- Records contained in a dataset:
· · · · ·
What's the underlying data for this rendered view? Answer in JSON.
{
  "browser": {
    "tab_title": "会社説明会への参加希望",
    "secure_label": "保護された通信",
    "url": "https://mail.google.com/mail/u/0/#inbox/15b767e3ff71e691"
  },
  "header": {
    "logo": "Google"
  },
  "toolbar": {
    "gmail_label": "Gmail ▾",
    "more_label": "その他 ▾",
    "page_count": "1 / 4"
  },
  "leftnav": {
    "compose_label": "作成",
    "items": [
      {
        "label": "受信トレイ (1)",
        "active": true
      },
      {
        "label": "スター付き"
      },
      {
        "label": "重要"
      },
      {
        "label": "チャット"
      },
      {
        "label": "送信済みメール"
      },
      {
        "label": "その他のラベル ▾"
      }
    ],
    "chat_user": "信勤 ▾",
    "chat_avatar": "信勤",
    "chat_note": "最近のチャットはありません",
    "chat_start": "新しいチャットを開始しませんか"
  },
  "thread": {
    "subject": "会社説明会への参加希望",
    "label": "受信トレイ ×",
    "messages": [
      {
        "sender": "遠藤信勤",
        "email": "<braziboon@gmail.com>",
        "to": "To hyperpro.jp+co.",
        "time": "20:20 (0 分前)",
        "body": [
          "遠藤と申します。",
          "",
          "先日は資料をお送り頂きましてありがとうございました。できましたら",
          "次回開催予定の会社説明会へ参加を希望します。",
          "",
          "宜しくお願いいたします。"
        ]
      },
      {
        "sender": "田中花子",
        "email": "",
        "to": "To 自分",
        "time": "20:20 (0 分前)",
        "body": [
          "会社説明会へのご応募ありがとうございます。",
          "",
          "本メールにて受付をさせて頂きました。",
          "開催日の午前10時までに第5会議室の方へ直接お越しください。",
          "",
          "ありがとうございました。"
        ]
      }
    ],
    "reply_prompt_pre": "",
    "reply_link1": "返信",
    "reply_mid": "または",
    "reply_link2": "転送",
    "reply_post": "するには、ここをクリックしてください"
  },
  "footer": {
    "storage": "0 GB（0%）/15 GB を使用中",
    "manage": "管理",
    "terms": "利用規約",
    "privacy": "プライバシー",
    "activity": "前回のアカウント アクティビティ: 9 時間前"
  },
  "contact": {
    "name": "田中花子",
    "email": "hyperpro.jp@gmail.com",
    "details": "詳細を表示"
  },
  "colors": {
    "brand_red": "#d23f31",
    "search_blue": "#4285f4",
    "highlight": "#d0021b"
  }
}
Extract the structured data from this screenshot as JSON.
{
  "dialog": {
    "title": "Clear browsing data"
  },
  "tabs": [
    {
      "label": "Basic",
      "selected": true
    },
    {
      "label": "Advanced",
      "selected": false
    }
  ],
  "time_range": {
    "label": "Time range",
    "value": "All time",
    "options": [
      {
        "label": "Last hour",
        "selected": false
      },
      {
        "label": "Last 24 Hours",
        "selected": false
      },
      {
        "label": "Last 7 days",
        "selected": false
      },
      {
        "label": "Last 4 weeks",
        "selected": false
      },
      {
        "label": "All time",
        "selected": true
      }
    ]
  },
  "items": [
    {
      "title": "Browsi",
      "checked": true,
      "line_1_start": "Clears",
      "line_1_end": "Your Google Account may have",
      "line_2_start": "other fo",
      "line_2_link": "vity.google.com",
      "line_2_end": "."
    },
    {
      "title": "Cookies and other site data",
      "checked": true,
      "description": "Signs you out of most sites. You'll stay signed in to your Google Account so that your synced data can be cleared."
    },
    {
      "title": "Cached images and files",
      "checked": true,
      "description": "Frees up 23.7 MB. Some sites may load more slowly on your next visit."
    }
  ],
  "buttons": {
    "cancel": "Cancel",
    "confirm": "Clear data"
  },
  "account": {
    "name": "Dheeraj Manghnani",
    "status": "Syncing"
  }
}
· · · · ·
- What to work on:
Restate the data above word for word, please.

- Task answer:
What's the underlying data for this rendered view? Answer in JSON.
{
  "browser": {
    "tab_title": "会社説明会への参加希望",
    "secure_label": "保護された通信",
    "url": "https://mail.google.com/mail/u/0/#inbox/15b767e3ff71e691"
  },
  "header": {
    "logo": "Google"
  },
  "toolbar": {
    "gmail_label": "Gmail ▾",
    "more_label": "その他 ▾",
    "page_count": "1 / 4"
  },
  "leftnav": {
    "compose_label": "作成",
    "items": [
      {
        "label": "受信トレイ (1)",
        "active": true
      },
      {
        "label": "スター付き"
      },
      {
        "label": "重要"
      },
      {
        "label": "チャット"
      },
      {
        "label": "送信済みメール"
      },
      {
        "label": "その他のラベル ▾"
      }
    ],
    "chat_user": "信勤 ▾",
    "chat_avatar": "信勤",
    "chat_note": "最近のチャットはありません",
    "chat_start": "新しいチャットを開始しませんか"
  },
  "thread": {
    "subject": "会社説明会への参加希望",
    "label": "受信トレイ ×",
    "messages": [
      {
        "sender": "遠藤信勤",
        "email": "<braziboon@gmail.com>",
        "to": "To hyperpro.jp+co.",
        "time": "20:20 (0 分前)",
        "body": [
          "遠藤と申します。",
          "",
          "先日は資料をお送り頂きましてありがとうございました。できましたら",
          "次回開催予定の会社説明会へ参加を希望します。",
          "",
          "宜しくお願いいたします。"
        ]
      },
      {
        "sender": "田中花子",
        "email": "",
        "to": "To 自分",
        "time": "20:20 (0 分前)",
        "body": [
          "会社説明会へのご応募ありがとうございます。",
          "",
          "本メールにて受付をさせて頂きました。",
          "開催日の午前10時までに第5会議室の方へ直接お越しください。",
          "",
          "ありがとうございました。"
        ]
      }
    ],
    "reply_prompt_pre": "",
    "reply_link1": "返信",
    "reply_mid": "または",
    "reply_link2": "転送",
    "reply_post": "するには、ここをクリックしてください"
  },
  "footer": {
    "storage": "0 GB（0%）/15 GB を使用中",
    "manage": "管理",
    "terms": "利用規約",
    "privacy": "プライバシー",
    "activity": "前回のアカウント アクティビティ: 9 時間前"
  },
  "contact": {
    "name": "田中花子",
    "email": "hyperpro.jp@gmail.com",
    "details": "詳細を表示"
  },
  "colors": {
    "brand_red": "#d23f31",
    "search_blue": "#4285f4",
    "highlight": "#d0021b"
  }
}
Extract the structured data from this screenshot as JSON.
{
  "dialog": {
    "title": "Clear browsing data"
  },
  "tabs": [
    {
      "label": "Basic",
      "selected": true
    },
    {
      "label": "Advanced",
      "selected": false
    }
  ],
  "time_range": {
    "label": "Time range",
    "value": "All time",
    "options": [
      {
        "label": "Last hour",
        "selected": false
      },
      {
        "label": "Last 24 Hours",
        "selected": false
      },
      {
        "label": "Last 7 days",
        "selected": false
      },
      {
        "label": "Last 4 weeks",
        "selected": false
      },
      {
        "label": "All time",
        "selected": true
      }
    ]
  },
  "items": [
    {
      "title": "Browsi",
      "checked": true,
      "line_1_start": "Clears",
      "line_1_end": "Your Google Account may have",
      "line_2_start": "other fo",
      "line_2_link": "vity.google.com",
      "line_2_end": "."
    },
    {
      "title": "Cookies and other site data",
      "checked": true,
      "description": "Signs you out of most sites. You'll stay signed in to your Google Account so that your synced data can be cleared."
    },
    {
      "title": "Cached images and files",
      "checked": true,
      "description": "Frees up 23.7 MB. Some sites may load more slowly on your next visit."
    }
  ],
  "buttons": {
    "cancel": "Cancel",
    "confirm": "Clear data"
  },
  "account": {
    "name": "Dheeraj Manghnani",
    "status": "Syncing"
  }
}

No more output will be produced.